--- RECORDS SUPPLIED ---
══════════════════════════════

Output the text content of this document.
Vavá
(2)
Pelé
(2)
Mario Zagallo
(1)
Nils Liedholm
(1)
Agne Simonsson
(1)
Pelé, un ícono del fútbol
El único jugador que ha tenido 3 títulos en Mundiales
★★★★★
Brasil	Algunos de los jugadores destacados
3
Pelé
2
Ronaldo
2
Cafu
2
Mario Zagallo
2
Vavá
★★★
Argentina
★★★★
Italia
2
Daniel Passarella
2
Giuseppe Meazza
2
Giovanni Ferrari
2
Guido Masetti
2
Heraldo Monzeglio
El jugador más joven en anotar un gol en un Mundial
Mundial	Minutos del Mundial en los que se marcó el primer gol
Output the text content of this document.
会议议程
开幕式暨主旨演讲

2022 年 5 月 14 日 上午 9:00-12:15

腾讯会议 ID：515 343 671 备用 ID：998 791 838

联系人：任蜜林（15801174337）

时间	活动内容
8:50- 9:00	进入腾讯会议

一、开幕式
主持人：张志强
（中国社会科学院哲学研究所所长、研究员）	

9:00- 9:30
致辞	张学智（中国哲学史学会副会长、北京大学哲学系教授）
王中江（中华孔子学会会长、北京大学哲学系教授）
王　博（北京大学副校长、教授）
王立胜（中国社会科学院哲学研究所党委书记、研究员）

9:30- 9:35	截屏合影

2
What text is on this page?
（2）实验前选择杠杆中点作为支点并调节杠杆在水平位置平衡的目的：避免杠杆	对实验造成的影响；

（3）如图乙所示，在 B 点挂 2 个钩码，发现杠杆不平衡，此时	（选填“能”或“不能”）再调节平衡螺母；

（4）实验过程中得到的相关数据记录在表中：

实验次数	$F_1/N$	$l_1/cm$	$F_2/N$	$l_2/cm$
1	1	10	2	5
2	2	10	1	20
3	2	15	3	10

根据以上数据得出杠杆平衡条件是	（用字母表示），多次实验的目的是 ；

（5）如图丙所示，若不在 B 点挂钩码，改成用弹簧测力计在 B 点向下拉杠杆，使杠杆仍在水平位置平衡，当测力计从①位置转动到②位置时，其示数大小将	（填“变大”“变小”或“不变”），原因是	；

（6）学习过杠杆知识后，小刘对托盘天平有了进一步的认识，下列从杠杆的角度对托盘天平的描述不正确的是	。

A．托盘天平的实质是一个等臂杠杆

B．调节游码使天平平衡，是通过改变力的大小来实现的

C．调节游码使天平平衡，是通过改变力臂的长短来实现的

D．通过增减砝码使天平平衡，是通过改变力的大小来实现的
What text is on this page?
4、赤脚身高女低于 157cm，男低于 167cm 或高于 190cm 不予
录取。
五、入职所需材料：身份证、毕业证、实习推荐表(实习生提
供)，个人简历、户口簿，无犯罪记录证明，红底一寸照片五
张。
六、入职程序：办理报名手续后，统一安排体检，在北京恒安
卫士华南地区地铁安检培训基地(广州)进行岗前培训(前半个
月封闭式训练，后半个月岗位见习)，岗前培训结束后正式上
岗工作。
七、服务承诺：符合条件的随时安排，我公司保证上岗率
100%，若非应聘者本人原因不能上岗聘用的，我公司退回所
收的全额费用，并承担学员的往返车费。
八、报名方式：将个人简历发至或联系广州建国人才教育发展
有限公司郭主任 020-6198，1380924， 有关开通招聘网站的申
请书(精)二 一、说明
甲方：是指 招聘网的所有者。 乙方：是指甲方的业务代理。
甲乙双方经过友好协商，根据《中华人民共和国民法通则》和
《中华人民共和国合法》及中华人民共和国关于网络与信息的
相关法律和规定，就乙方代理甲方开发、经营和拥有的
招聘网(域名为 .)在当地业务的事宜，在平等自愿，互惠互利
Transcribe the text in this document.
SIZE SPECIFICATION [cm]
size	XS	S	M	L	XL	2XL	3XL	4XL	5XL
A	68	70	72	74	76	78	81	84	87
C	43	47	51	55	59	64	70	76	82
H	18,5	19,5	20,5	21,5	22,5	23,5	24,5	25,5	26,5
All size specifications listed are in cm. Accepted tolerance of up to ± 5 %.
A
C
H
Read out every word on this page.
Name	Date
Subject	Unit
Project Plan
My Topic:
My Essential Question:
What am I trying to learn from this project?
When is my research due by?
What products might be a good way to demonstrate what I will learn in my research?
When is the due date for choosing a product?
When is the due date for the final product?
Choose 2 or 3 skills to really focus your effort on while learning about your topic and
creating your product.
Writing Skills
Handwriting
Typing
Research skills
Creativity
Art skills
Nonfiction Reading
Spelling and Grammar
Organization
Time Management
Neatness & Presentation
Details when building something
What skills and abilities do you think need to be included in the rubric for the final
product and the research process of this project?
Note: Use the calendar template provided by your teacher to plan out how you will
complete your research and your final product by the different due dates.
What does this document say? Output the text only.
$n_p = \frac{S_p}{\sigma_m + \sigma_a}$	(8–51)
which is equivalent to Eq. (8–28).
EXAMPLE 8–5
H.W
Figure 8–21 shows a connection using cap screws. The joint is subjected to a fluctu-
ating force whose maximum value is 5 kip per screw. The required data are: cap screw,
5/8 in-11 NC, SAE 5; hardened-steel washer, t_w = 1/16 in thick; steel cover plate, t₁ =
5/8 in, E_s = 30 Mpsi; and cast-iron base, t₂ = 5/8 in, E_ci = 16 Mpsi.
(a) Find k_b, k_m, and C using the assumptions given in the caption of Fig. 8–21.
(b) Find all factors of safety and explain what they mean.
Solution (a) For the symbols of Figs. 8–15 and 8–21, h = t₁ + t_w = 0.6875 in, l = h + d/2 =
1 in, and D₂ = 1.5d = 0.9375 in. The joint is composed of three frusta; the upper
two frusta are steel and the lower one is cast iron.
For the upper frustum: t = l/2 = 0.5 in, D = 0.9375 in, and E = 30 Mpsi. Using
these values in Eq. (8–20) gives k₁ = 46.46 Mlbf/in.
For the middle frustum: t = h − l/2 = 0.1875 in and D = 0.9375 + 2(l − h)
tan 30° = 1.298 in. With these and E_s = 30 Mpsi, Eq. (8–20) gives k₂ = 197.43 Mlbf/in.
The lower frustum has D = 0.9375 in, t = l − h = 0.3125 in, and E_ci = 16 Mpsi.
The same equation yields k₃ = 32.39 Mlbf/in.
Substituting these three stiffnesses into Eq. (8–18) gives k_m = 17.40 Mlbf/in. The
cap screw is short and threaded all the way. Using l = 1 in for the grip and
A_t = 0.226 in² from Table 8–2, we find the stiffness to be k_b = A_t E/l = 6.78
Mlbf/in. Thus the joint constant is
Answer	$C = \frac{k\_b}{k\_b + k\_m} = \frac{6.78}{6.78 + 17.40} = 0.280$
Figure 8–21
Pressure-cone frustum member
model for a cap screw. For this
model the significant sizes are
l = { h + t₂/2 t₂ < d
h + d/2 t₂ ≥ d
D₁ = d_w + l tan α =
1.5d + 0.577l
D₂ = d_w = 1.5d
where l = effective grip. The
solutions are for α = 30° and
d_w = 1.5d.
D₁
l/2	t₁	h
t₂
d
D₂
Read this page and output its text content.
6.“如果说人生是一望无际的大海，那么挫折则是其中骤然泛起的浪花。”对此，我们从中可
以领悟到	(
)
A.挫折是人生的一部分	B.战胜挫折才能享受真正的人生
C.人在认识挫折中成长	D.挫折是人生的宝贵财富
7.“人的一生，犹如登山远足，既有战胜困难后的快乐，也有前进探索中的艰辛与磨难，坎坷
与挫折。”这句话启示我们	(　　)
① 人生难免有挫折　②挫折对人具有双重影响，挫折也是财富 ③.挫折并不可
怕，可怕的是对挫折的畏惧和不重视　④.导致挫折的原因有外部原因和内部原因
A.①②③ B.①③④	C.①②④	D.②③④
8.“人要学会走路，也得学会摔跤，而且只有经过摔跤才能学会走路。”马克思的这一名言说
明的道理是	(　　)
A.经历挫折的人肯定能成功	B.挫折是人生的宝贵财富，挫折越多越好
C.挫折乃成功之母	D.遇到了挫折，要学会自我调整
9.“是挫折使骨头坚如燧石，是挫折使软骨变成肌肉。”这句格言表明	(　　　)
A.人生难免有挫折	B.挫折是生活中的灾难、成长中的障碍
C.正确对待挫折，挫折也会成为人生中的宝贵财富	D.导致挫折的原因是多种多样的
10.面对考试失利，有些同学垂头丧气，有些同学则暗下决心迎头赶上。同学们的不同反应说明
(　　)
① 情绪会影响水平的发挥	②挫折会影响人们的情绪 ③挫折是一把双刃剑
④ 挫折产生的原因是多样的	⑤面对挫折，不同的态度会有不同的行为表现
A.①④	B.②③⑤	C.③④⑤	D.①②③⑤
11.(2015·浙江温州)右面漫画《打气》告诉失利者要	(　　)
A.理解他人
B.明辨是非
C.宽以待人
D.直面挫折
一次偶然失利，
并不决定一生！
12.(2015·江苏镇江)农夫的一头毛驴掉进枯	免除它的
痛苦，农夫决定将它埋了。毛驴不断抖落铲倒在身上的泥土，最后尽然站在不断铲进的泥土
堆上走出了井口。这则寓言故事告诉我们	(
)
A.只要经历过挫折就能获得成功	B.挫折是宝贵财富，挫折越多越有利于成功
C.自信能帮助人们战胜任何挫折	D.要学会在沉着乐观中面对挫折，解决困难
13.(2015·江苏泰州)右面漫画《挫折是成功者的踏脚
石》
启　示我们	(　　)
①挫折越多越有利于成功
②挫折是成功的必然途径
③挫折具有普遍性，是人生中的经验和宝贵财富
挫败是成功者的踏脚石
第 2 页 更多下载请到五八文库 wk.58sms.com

══════════════════════════════

--- AIM OF THE TASK ---
Filter the entries and copy out every line with the word "lower".

--- REPLY TO THE EXERCISE ---
two frusta are steel and the lower one is cast iron.
The lower frustum has D = 0.9375 in, t = l − h = 0.3125 in, and E_ci = 16 Mpsi.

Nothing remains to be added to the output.